Goal: Locate the string "where" throughout the material and copy every line in which it occurs.

Records for processing:
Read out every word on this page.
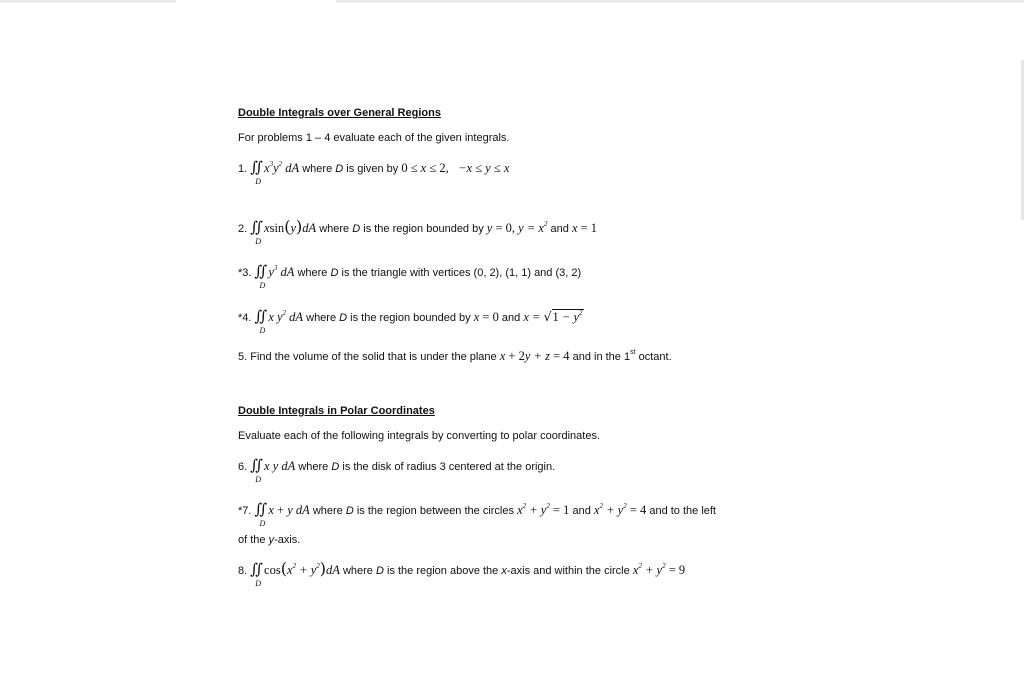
Double Integrals over General Regions
For problems 1 – 4 evaluate each of the given integrals.
1. ∬
D
$x^3y^2$ dA where D is given by 0 ≤ x ≤ 2,   −x ≤ y ≤ x
2. ∬
D
xsin(y)dA where D is the region bounded by y = 0, $y = x^2$ and x = 1
*3. ∬
D
$y^3$ dA where D is the triangle with vertices (0, 2), (1, 1) and (3, 2)
*4. ∬
D
x $y^2$ dA where D is the region bounded by x = 0 and $x = √1 - y^2$
5. Find the volume of the solid that is under the plane x + 2y + z = 4 and in the 1st octant.
Double Integrals in Polar Coordinates
Evaluate each of the following integrals by converting to polar coordinates.
6. ∬
D
x y dA where D is the disk of radius 3 centered at the origin.
*7. ∬
D
x + y dA where D is the region between the circles $x^2 + y^2 = 1$ and $x^2 + y^2 = 4$ and to the left
of the y-axis.
8. ∬
D
$\cos(x^2 + y^2)dA$ where D is the region above the x-axis and within the circle $x^2 + y^2 = 9$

Answer for this exercise:
$x^3y^2$ dA where D is given by 0 ≤ x ≤ 2,   −x ≤ y ≤ x
xsin(y)dA where D is the region bounded by y = 0, $y = x^2$ and x = 1
$y^3$ dA where D is the triangle with vertices (0, 2), (1, 1) and (3, 2)
x $y^2$ dA where D is the region bounded by x = 0 and $x = √1 - y^2$
x y dA where D is the disk of radius 3 centered at the origin.
x + y dA where D is the region between the circles $x^2 + y^2 = 1$ and $x^2 + y^2 = 4$ and to the left
$\cos(x^2 + y^2)dA$ where D is the region above the x-axis and within the circle $x^2 + y^2 = 9$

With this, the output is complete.